* The problem *
Say how many lines of the material below contain the word "this", with no other words.

* Provided material *
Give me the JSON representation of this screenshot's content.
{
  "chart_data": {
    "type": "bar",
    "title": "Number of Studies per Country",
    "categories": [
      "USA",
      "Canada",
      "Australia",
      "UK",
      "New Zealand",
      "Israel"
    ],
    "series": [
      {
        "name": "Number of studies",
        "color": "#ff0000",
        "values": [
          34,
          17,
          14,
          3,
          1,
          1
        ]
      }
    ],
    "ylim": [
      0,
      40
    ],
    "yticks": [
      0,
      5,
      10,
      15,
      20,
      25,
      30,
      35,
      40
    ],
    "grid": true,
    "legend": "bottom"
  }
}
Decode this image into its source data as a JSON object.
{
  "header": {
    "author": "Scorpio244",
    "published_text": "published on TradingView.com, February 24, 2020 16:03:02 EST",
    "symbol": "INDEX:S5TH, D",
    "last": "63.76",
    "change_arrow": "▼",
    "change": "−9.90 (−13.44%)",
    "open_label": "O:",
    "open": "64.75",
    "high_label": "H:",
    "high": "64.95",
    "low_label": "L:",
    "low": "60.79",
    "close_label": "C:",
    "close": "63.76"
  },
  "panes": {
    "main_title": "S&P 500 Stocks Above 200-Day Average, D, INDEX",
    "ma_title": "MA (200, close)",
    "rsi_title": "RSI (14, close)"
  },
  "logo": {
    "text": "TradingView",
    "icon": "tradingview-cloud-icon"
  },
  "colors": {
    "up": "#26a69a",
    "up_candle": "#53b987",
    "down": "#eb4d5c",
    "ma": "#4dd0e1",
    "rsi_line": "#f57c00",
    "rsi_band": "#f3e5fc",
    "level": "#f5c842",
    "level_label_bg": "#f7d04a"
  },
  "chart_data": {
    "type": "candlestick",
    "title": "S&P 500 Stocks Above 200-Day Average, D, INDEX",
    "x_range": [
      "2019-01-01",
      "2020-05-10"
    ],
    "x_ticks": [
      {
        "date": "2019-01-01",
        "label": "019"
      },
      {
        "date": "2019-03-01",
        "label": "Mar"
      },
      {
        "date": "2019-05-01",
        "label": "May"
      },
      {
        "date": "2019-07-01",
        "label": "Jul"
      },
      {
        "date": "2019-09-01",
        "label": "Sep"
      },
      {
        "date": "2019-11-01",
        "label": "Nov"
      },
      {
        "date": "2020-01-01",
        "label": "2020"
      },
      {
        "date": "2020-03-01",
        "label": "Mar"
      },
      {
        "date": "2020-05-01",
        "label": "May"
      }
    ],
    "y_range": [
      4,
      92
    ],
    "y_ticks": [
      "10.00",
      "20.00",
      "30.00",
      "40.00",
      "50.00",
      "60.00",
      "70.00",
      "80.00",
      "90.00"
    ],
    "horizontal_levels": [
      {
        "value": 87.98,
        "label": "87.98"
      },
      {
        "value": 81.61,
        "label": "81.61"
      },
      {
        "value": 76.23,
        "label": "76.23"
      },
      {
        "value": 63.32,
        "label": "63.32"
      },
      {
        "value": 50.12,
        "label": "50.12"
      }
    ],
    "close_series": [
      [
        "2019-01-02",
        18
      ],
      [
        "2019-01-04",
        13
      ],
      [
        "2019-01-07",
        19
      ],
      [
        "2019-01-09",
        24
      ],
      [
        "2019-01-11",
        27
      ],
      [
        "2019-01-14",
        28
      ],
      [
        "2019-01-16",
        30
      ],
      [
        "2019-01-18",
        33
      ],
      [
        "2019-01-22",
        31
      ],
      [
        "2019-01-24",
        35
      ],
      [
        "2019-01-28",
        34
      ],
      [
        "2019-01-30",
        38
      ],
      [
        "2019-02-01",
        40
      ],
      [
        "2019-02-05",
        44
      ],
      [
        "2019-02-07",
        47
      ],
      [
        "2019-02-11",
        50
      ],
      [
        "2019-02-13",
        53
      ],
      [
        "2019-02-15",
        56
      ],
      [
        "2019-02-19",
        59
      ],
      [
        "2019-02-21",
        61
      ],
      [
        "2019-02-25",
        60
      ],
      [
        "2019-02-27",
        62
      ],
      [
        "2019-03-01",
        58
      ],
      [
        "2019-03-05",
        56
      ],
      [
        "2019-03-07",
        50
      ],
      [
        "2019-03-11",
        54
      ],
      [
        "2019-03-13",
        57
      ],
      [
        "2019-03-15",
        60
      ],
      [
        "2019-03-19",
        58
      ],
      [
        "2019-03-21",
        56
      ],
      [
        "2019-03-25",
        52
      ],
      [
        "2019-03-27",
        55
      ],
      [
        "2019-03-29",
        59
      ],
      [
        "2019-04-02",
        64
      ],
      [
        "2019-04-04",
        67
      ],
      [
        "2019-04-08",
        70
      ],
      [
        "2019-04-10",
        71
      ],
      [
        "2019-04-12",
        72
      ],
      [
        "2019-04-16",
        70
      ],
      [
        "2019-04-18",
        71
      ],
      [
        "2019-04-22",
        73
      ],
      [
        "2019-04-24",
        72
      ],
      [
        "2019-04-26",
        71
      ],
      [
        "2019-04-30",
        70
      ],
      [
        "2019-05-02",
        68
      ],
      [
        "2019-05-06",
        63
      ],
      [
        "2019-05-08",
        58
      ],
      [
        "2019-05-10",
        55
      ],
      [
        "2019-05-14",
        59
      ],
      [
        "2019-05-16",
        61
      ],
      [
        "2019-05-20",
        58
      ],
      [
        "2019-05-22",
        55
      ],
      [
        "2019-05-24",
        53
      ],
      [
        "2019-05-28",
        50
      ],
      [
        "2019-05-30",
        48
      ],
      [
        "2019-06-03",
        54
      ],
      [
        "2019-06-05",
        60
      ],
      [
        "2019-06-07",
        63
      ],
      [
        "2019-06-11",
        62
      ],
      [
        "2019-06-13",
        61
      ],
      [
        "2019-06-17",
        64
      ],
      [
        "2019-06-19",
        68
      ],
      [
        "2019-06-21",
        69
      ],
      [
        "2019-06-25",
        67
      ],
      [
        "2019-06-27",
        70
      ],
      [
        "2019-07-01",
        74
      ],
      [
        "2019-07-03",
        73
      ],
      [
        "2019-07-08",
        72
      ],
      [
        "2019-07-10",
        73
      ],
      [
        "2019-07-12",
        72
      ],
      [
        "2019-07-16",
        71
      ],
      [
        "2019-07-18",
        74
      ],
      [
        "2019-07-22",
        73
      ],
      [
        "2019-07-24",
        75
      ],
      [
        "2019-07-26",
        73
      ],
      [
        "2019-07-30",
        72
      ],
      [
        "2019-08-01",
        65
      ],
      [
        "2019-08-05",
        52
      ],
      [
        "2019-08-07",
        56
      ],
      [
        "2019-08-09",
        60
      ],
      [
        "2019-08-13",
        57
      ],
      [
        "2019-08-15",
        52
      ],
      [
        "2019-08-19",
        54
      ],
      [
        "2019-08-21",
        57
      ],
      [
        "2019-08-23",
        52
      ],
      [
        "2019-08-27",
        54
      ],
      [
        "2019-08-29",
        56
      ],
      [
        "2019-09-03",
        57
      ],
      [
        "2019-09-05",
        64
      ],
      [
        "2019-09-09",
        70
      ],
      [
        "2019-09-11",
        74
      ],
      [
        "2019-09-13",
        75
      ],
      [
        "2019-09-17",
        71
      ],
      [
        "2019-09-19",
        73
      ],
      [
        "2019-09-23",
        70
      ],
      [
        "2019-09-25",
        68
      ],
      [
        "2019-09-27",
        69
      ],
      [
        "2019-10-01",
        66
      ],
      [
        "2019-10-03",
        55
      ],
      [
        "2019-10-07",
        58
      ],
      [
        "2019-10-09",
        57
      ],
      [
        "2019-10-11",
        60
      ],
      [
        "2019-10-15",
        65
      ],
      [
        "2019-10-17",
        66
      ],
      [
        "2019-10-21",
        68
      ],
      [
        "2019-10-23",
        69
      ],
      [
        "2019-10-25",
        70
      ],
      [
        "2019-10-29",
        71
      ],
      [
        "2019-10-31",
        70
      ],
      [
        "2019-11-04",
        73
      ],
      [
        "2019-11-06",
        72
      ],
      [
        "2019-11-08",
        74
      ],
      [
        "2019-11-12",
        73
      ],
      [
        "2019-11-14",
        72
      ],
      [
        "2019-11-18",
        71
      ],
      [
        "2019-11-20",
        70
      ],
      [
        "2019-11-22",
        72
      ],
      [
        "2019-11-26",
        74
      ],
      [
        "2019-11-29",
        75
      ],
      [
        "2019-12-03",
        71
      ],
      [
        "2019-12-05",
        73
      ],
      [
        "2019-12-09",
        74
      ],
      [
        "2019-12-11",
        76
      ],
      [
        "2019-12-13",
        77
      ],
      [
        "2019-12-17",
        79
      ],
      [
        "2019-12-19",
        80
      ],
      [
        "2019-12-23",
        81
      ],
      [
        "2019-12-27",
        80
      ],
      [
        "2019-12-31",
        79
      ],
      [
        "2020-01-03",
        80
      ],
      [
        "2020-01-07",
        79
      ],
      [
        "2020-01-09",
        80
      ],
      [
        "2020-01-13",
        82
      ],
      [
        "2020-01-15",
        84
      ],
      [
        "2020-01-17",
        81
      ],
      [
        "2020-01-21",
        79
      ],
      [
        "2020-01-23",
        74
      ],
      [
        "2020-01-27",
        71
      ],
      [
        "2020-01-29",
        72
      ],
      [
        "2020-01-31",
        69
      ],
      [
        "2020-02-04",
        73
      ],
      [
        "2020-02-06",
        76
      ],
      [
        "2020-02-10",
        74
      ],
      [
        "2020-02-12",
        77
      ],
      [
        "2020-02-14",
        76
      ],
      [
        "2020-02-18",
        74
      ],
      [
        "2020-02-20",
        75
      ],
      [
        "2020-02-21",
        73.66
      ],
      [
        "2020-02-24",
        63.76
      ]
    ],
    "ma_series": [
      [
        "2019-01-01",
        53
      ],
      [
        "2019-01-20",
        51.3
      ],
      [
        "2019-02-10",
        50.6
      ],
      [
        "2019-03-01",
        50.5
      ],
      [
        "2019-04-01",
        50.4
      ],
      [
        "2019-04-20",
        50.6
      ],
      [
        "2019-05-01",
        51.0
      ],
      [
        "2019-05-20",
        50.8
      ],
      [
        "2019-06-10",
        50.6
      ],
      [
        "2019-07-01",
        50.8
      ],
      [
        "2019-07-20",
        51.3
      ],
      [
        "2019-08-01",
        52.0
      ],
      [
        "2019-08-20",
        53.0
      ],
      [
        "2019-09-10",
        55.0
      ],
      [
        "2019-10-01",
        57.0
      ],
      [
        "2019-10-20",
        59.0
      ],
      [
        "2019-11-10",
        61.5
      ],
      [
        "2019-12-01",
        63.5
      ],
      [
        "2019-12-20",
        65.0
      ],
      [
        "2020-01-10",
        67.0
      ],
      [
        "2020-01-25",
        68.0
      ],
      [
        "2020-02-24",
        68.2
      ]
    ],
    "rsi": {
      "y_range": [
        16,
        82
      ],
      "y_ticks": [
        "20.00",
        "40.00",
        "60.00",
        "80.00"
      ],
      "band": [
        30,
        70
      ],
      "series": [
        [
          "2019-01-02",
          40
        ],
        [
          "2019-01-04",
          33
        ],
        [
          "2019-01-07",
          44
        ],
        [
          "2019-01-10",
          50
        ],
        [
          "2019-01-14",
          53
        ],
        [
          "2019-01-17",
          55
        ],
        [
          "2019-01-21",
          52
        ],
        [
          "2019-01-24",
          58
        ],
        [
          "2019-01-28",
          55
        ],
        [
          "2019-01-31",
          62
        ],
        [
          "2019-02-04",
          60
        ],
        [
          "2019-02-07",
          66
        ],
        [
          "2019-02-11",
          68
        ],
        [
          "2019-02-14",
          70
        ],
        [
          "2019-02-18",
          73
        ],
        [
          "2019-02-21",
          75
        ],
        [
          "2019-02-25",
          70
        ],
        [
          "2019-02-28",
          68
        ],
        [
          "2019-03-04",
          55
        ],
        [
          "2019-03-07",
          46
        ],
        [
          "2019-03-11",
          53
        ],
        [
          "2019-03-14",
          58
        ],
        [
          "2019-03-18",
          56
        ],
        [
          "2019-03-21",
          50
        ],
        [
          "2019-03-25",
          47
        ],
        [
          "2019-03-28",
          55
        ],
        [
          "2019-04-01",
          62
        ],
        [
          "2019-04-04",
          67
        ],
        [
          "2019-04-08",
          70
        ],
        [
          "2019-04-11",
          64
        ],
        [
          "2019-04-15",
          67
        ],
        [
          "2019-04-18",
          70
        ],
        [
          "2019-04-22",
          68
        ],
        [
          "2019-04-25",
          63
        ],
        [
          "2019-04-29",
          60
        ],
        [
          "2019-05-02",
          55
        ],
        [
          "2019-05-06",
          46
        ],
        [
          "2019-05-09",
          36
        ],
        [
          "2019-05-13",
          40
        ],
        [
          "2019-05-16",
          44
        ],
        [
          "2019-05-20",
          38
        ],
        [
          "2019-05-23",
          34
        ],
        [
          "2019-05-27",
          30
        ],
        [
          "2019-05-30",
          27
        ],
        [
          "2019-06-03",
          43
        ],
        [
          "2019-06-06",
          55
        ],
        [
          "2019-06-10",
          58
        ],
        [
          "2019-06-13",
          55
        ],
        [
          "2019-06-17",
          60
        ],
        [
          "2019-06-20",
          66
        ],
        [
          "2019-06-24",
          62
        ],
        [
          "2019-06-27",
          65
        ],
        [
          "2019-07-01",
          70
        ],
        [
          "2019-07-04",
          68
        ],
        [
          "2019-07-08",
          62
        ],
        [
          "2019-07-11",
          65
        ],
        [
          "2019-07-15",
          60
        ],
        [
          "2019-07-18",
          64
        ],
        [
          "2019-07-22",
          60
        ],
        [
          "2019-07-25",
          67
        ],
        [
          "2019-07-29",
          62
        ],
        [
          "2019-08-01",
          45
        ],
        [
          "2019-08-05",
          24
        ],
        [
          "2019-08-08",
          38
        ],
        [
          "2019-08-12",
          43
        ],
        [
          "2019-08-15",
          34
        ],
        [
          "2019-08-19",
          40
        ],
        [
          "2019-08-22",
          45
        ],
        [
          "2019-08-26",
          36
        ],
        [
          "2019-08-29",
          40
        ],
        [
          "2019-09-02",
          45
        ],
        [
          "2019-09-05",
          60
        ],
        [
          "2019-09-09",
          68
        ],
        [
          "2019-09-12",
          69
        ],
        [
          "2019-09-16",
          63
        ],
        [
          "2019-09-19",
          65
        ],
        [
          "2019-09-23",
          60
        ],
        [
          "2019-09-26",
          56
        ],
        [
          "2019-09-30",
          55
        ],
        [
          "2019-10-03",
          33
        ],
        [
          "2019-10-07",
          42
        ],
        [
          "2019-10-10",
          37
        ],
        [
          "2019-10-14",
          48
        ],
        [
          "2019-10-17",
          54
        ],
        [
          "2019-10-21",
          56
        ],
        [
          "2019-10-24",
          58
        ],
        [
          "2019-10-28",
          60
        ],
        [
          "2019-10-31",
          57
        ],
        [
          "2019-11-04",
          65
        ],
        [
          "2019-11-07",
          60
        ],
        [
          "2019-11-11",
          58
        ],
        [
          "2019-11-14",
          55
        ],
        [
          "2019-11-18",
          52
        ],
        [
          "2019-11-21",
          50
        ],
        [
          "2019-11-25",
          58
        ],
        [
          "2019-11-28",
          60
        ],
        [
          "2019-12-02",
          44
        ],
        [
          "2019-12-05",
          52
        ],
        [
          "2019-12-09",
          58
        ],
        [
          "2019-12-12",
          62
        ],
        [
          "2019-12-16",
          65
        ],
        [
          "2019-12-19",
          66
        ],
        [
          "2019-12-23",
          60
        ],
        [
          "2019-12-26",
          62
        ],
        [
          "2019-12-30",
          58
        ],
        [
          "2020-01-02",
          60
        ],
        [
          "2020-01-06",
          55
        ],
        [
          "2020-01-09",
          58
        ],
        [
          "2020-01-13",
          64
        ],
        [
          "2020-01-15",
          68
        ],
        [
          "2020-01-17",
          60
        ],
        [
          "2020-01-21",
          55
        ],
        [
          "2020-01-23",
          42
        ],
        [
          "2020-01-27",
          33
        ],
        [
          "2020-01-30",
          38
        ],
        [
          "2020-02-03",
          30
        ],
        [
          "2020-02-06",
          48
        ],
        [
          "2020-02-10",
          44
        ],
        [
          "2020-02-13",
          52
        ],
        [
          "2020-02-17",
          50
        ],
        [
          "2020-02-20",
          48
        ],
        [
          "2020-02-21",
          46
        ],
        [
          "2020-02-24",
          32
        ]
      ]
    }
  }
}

* The solution *
2